= GIVEN ENTRIES =
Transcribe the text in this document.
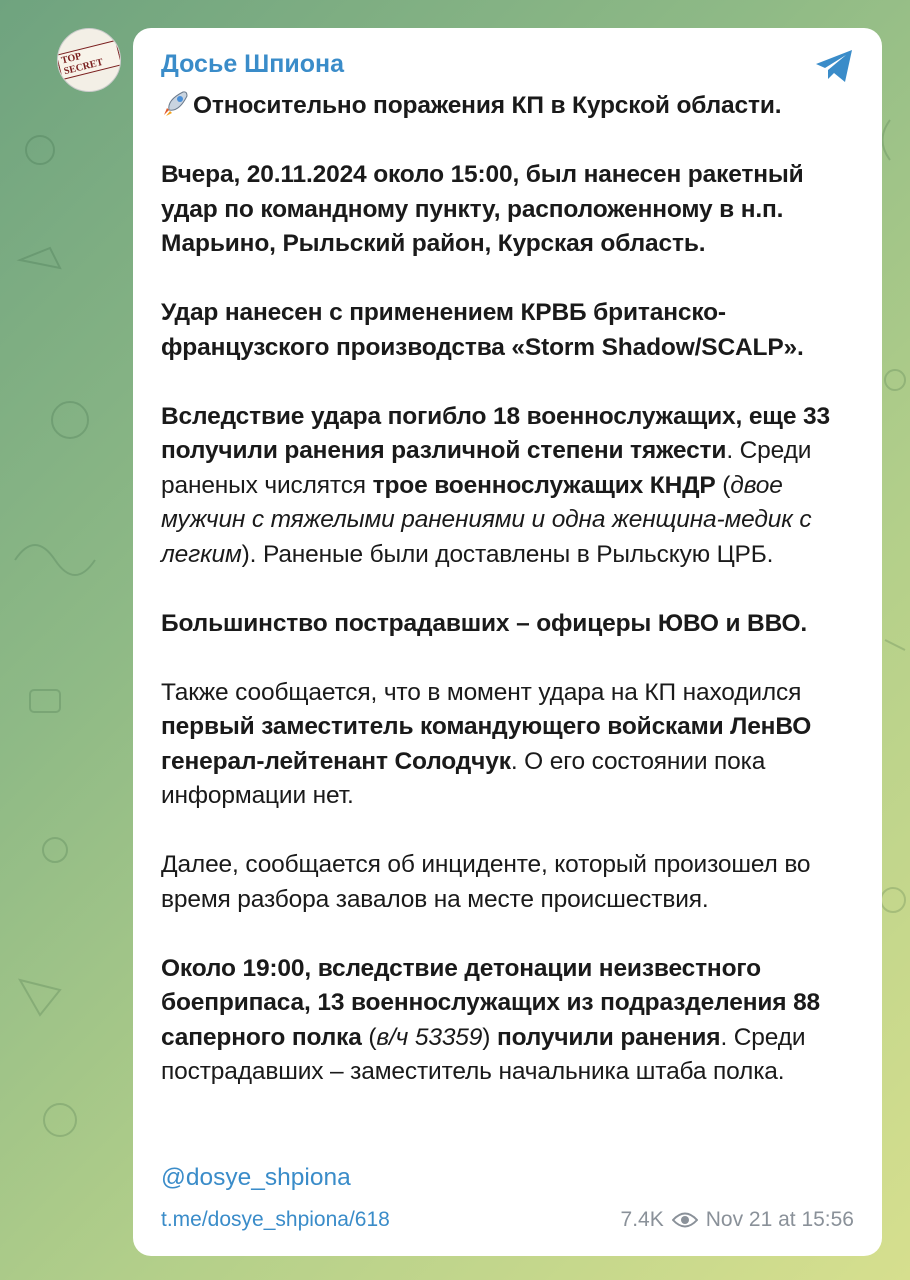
TOP SECRET	Досье Шпиона

Относительно поражения КП в Курской области.

Вчера, 20.11.2024 около 15:00, был нанесен ракетный удар по командному пункту, расположенному в н.п. Марьино, Рыльский район, Курская область.

Удар нанесен с применением КРВБ британско-французского производства «Storm Shadow/SCALP».

Вследствие удара погибло 18 военнослужащих, еще 33 получили ранения различной степени тяжести. Среди раненых числятся трое военнослужащих КНДР (двое мужчин с тяжелыми ранениями и одна женщина-медик с легким). Раненые были доставлены в Рыльскую ЦРБ.

Большинство пострадавших – офицеры ЮВО и ВВО.

Также сообщается, что в момент удара на КП находился первый заместитель командующего войсками ЛенВО генерал-лейтенант Солодчук. О его состоянии пока информации нет.

Далее, сообщается об инциденте, который произошел во время разбора завалов на месте происшествия.

Около 19:00, вследствие детонации неизвестного боеприпаса, 13 военнослужащих из подразделения 88 саперного полка (в/ч 53359) получили ранения. Среди пострадавших – заместитель начальника штаба полка.

@dosye_shpiona
t.me/dosye_shpiona/618	7.4K Nov 21 at 15:56
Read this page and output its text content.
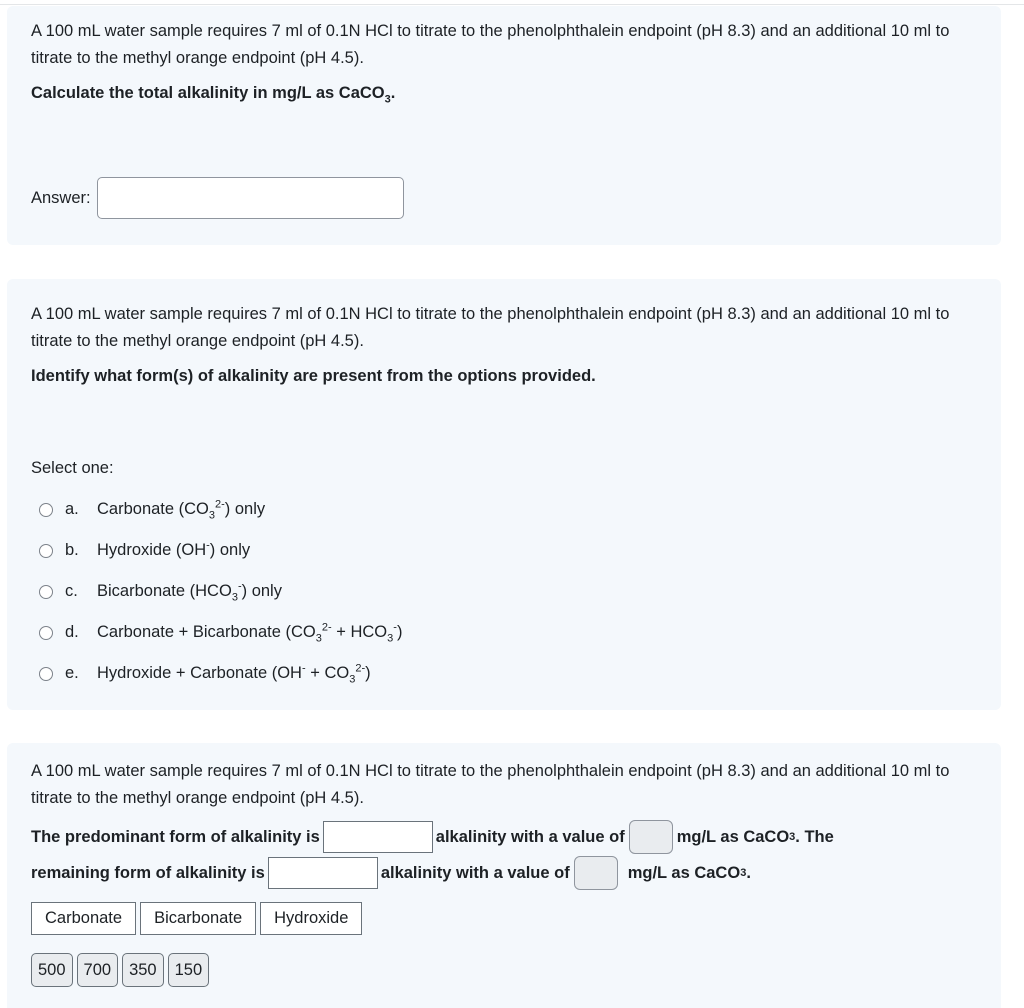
A 100 mL water sample requires 7 ml of 0.1N HCl to titrate to the phenolphthalein endpoint (pH 8.3) and an additional 10 ml to titrate to the methyl orange endpoint (pH 4.5).

Calculate the total alkalinity in mg/L as CaCO$_3$.
Answer:

A 100 mL water sample requires 7 ml of 0.1N HCl to titrate to the phenolphthalein endpoint (pH 8.3) and an additional 10 ml to titrate to the methyl orange endpoint (pH 4.5).

Identify what form(s) of alkalinity are present from the options provided.
Select one:
a.	Carbonate $(CO_3^{2-})$ only
b.	Hydroxide (OH-) only
c.	Bicarbonate $(HCO_3^-)$ only
d.	Carbonate + Bicarbonate $(CO_3^{2-} + HCO_3^-)$
e.	Hydroxide + Carbonate $(OH^- + CO_3^{2-})$

A 100 mL water sample requires 7 ml of 0.1N HCl to titrate to the phenolphthalein endpoint (pH 8.3) and an additional 10 ml to titrate to the methyl orange endpoint (pH 4.5).

The predominant form of alkalinity is	alkalinity with a value of	mg/L as CaCO 3 . The
remaining form of alkalinity is	alkalinity with a value of	mg/L as CaCO 3 .
Carbonate	Bicarbonate	Hydroxide
500	700	350	150
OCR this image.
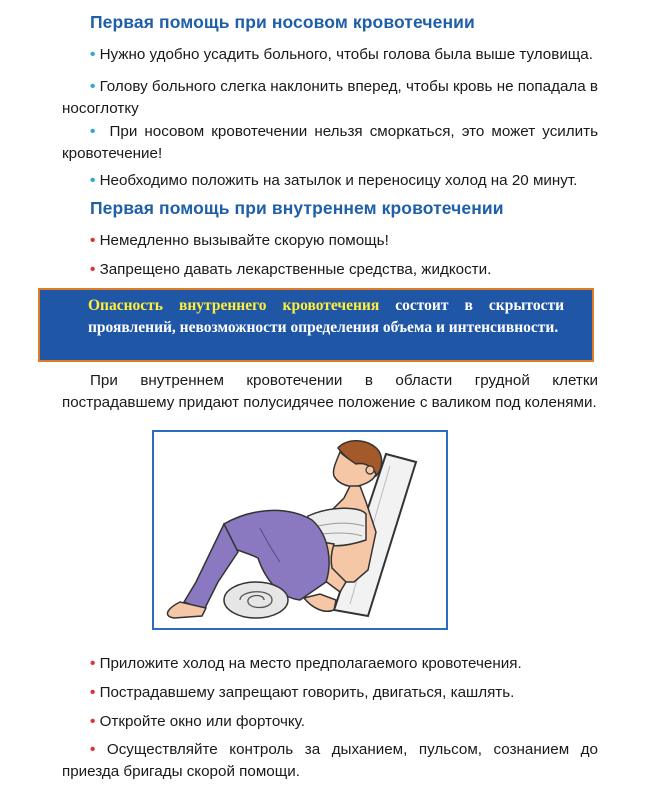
Первая помощь при носовом кровотечении

• Нужно удобно усадить больного, чтобы голова была выше туловища.

• Голову больного слегка наклонить вперед, чтобы кровь не попадала в носоглотку

• При носовом кровотечении нельзя сморкаться, это может усилить кровотечение!

• Необходимо положить на затылок и переносицу холод на 20 минут.

Первая помощь при внутреннем кровотечении

• Немедленно вызывайте скорую помощь!

• Запрещено давать лекарственные средства, жидкости.

Опасность внутреннего кровотечения состоит в скрытости проявлений, невозможности определения объема и интенсивности.

При внутреннем кровотечении в области грудной клетки пострадавшему придают полусидячее положение с валиком под коленями.

• Приложите холод на место предполагаемого кровотечения.

• Пострадавшему запрещают говорить, двигаться, кашлять.

• Откройте окно или форточку.

• Осуществляйте контроль за дыханием, пульсом, сознанием до приезда бригады скорой помощи.
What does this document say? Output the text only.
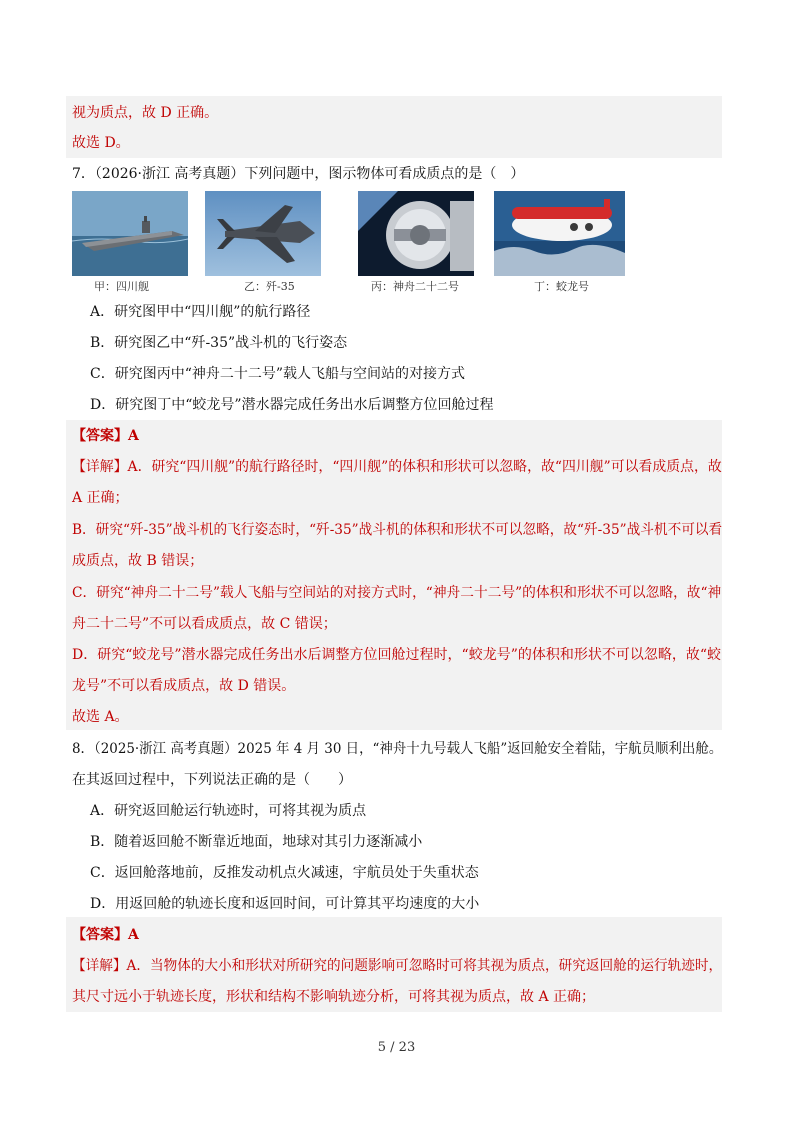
视为质点，故 D 正确。
故选 D。
7．（2026·浙江 高考真题）下列问题中，图示物体可看成质点的是（　）
甲：四川舰	乙：歼-35	丙：神舟二十二号	丁：蛟龙号
A．研究图甲中“四川舰”的航行路径
B．研究图乙中“歼-35”战斗机的飞行姿态
C．研究图丙中“神舟二十二号”载人飞船与空间站的对接方式
D．研究图丁中“蛟龙号”潜水器完成任务出水后调整方位回舱过程
【答案】A
【详解】A．研究“四川舰”的航行路径时，“四川舰”的体积和形状可以忽略，故“四川舰”可以看成质点，故
A 正确；
B．研究“歼-35”战斗机的飞行姿态时，“歼-35”战斗机的体积和形状不可以忽略，故“歼-35”战斗机不可以看
成质点，故 B 错误；
C．研究“神舟二十二号”载人飞船与空间站的对接方式时，“神舟二十二号”的体积和形状不可以忽略，故“神
舟二十二号”不可以看成质点，故 C 错误；
D．研究“蛟龙号”潜水器完成任务出水后调整方位回舱过程时，“蛟龙号”的体积和形状不可以忽略，故“蛟
龙号”不可以看成质点，故 D 错误。
故选 A。
8．（2025·浙江 高考真题）2025 年 4 月 30 日，“神舟十九号载人飞船”返回舱安全着陆，宇航员顺利出舱。
在其返回过程中，下列说法正确的是（　　）
A．研究返回舱运行轨迹时，可将其视为质点
B．随着返回舱不断靠近地面，地球对其引力逐渐减小
C．返回舱落地前，反推发动机点火减速，宇航员处于失重状态
D．用返回舱的轨迹长度和返回时间，可计算其平均速度的大小
【答案】A
【详解】A．当物体的大小和形状对所研究的问题影响可忽略时可将其视为质点，研究返回舱的运行轨迹时，
其尺寸远小于轨迹长度，形状和结构不影响轨迹分析，可将其视为质点，故 A 正确；
5 / 23
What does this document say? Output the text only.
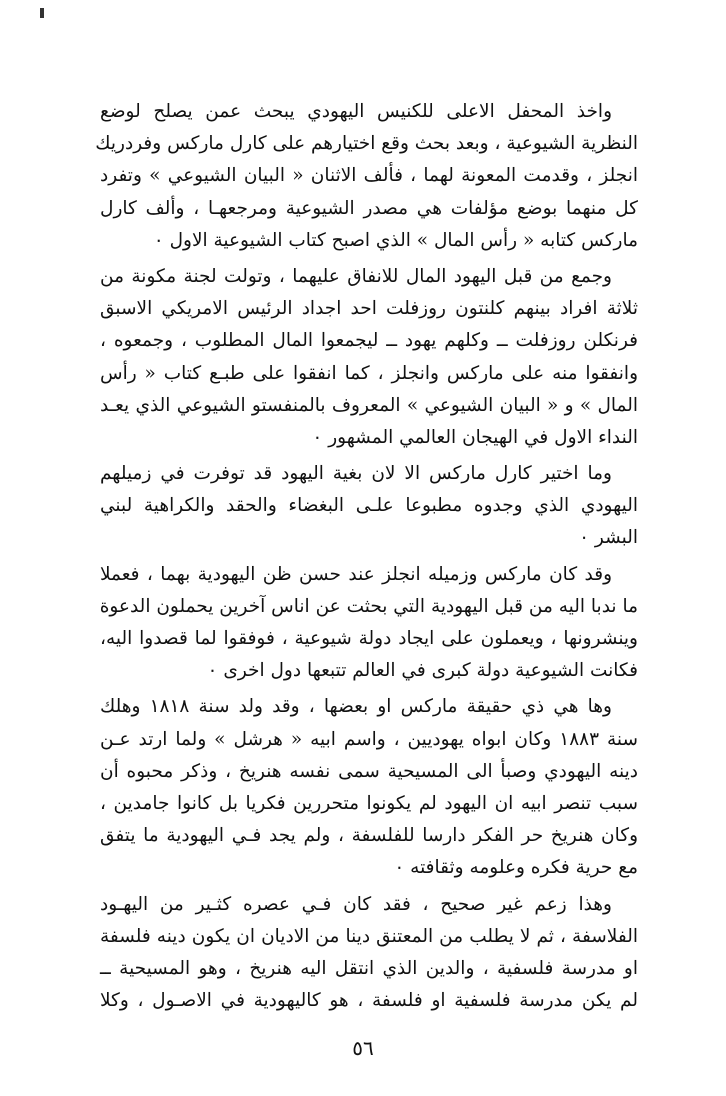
واخذ المحفل الاعلى للكنيس اليهودي يبحث عمن يصلح لوضع
النظرية الشيوعية ، وبعد بحث وقع اختيارهم على كارل ماركس وفردريك
انجلز ، وقدمت المعونة لهما ، فألف الاثنان « البيان الشيوعي » وتفرد
كل منهما بوضع مؤلفات هي مصدر الشيوعية ومرجعهـا ، وألف كارل
ماركس كتابه « رأس المال » الذي اصبح كتاب الشيوعية الاول ٠
وجمع من قبل اليهود المال للانفاق عليهما ، وتولت لجنة مكونة من
ثلاثة افراد بينهم كلنتون روزفلت احد اجداد الرئيس الامريكي الاسبق
فرنكلن روزفلت ــ وكلهم يهود ــ ليجمعوا المال المطلوب ، وجمعوه ،
وانفقوا منه على ماركس وانجلز ، كما انفقوا على طبـع كتاب « رأس
المال » و « البيان الشيوعي » المعروف بالمنفستو الشيوعي الذي يعـد
النداء الاول في الهيجان العالمي المشهور ٠
وما اختير كارل ماركس الا لان بغية اليهود قد توفرت في زميلهم
اليهودي الذي وجدوه مطبوعا علـى البغضاء والحقد والكراهية لبني
البشر ٠
وقد كان ماركس وزميله انجلز عند حسن ظن اليهودية بهما ، فعملا
ما ندبا اليه من قبل اليهودية التي بحثت عن اناس آخرين يحملون الدعوة
وينشرونها ، ويعملون على ايجاد دولة شيوعية ، فوفقوا لما قصدوا اليه،
فكانت الشيوعية دولة كبرى في العالم تتبعها دول اخرى ٠
وها هي ذي حقيقة ماركس او بعضها ، وقد ولد سنة ١٨١٨ وهلك
سنة ١٨٨٣ وكان ابواه يهوديين ، واسم ابيه « هرشل » ولما ارتد عـن
دينه اليهودي وصبأ الى المسيحية سمى نفسه هنريخ ، وذكر محبوه أن
سبب تنصر ابيه ان اليهود لم يكونوا متحررين فكريا بل كانوا جامدين ،
وكان هنريخ حر الفكر دارسا للفلسفة ، ولم يجد فـي اليهودية ما يتفق
مع حرية فكره وعلومه وثقافته ٠
وهذا زعم غير صحيح ، فقد كان فـي عصره كثـير من اليهـود
الفلاسفة ، ثم لا يطلب من المعتنق دينا من الاديان ان يكون دينه فلسفة
او مدرسة فلسفية ، والدين الذي انتقل اليه هنريخ ، وهو المسيحية ــ
لم يكن مدرسة فلسفية او فلسفة ، هو كاليهودية في الاصـول ، وكلا
٥٦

= GOAL =
Determine how many of the lines above hold the word "المسيحية", and output that number by itself.

= ANSWER =
2